┌─ SUPPLIED DATA
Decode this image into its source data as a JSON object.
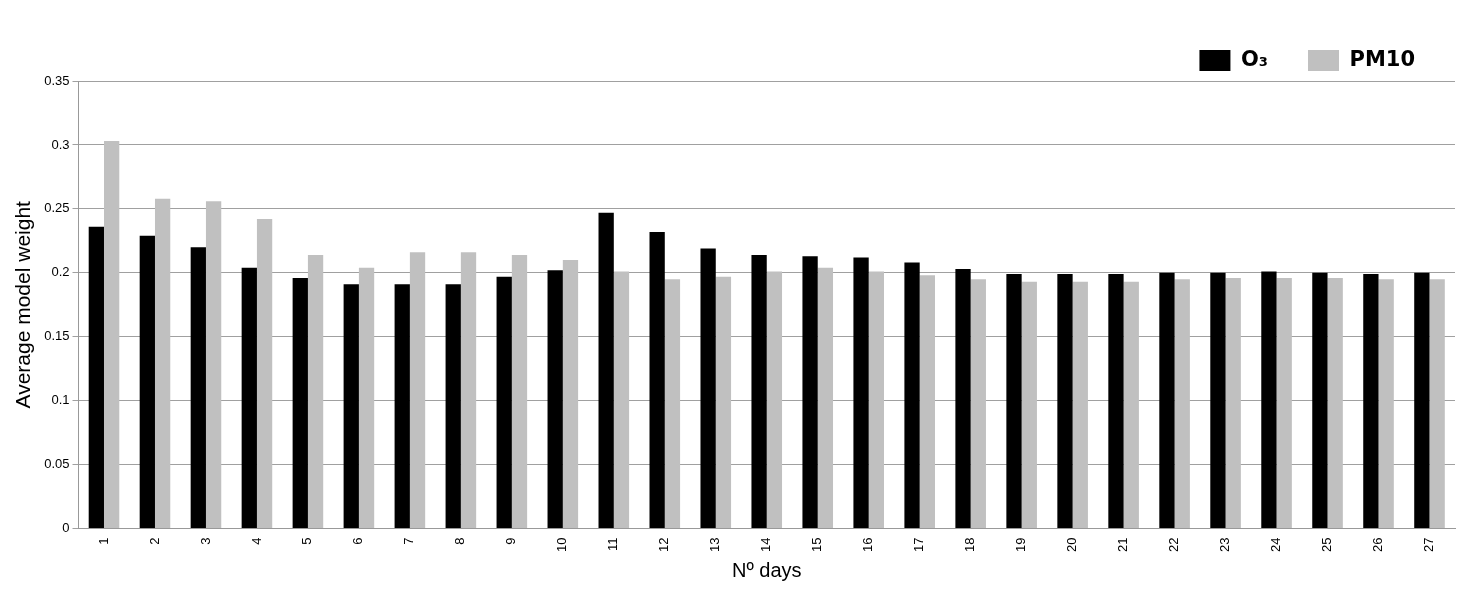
{
  "chart_data": {
    "type": "bar",
    "xlabel": "Nº days",
    "ylabel": "Average model weight",
    "categories": [
      "1",
      "2",
      "3",
      "4",
      "5",
      "6",
      "7",
      "8",
      "9",
      "10",
      "11",
      "12",
      "13",
      "14",
      "15",
      "16",
      "17",
      "18",
      "19",
      "20",
      "21",
      "22",
      "23",
      "24",
      "25",
      "26",
      "27"
    ],
    "series": [
      {
        "name": "O₃",
        "color": "#000000",
        "values": [
          0.236,
          0.229,
          0.22,
          0.204,
          0.196,
          0.191,
          0.191,
          0.191,
          0.197,
          0.202,
          0.247,
          0.232,
          0.219,
          0.214,
          0.213,
          0.212,
          0.208,
          0.203,
          0.199,
          0.199,
          0.199,
          0.2,
          0.2,
          0.201,
          0.2,
          0.199,
          0.2
        ]
      },
      {
        "name": "PM10",
        "color": "#c0c0c0",
        "values": [
          0.303,
          0.258,
          0.256,
          0.242,
          0.214,
          0.204,
          0.216,
          0.216,
          0.214,
          0.21,
          0.201,
          0.195,
          0.197,
          0.201,
          0.204,
          0.201,
          0.198,
          0.195,
          0.193,
          0.193,
          0.193,
          0.195,
          0.196,
          0.196,
          0.196,
          0.195,
          0.195
        ]
      }
    ],
    "ylim": [
      0,
      0.35
    ],
    "yticks": [
      0,
      0.05,
      0.1,
      0.15,
      0.2,
      0.25,
      0.3,
      0.35
    ],
    "grid": "y",
    "legend": "top right"
  }
}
└─
> WHAT THIS TASK INVOLVES:
Each entry must be retyped word for word, with every image omitted.

> ANSWER IN FULL:
Decode this image into its source data as a JSON object.
{
  "chart_data": {
    "type": "bar",
    "xlabel": "Nº days",
    "ylabel": "Average model weight",
    "categories": [
      "1",
      "2",
      "3",
      "4",
      "5",
      "6",
      "7",
      "8",
      "9",
      "10",
      "11",
      "12",
      "13",
      "14",
      "15",
      "16",
      "17",
      "18",
      "19",
      "20",
      "21",
      "22",
      "23",
      "24",
      "25",
      "26",
      "27"
    ],
    "series": [
      {
        "name": "O₃",
        "color": "#000000",
        "values": [
          0.236,
          0.229,
          0.22,
          0.204,
          0.196,
          0.191,
          0.191,
          0.191,
          0.197,
          0.202,
          0.247,
          0.232,
          0.219,
          0.214,
          0.213,
          0.212,
          0.208,
          0.203,
          0.199,
          0.199,
          0.199,
          0.2,
          0.2,
          0.201,
          0.2,
          0.199,
          0.2
        ]
      },
      {
        "name": "PM10",
        "color": "#c0c0c0",
        "values": [
          0.303,
          0.258,
          0.256,
          0.242,
          0.214,
          0.204,
          0.216,
          0.216,
          0.214,
          0.21,
          0.201,
          0.195,
          0.197,
          0.201,
          0.204,
          0.201,
          0.198,
          0.195,
          0.193,
          0.193,
          0.193,
          0.195,
          0.196,
          0.196,
          0.196,
          0.195,
          0.195
        ]
      }
    ],
    "ylim": [
      0,
      0.35
    ],
    "yticks": [
      0,
      0.05,
      0.1,
      0.15,
      0.2,
      0.25,
      0.3,
      0.35
    ],
    "grid": "y",
    "legend": "top right"
  }
}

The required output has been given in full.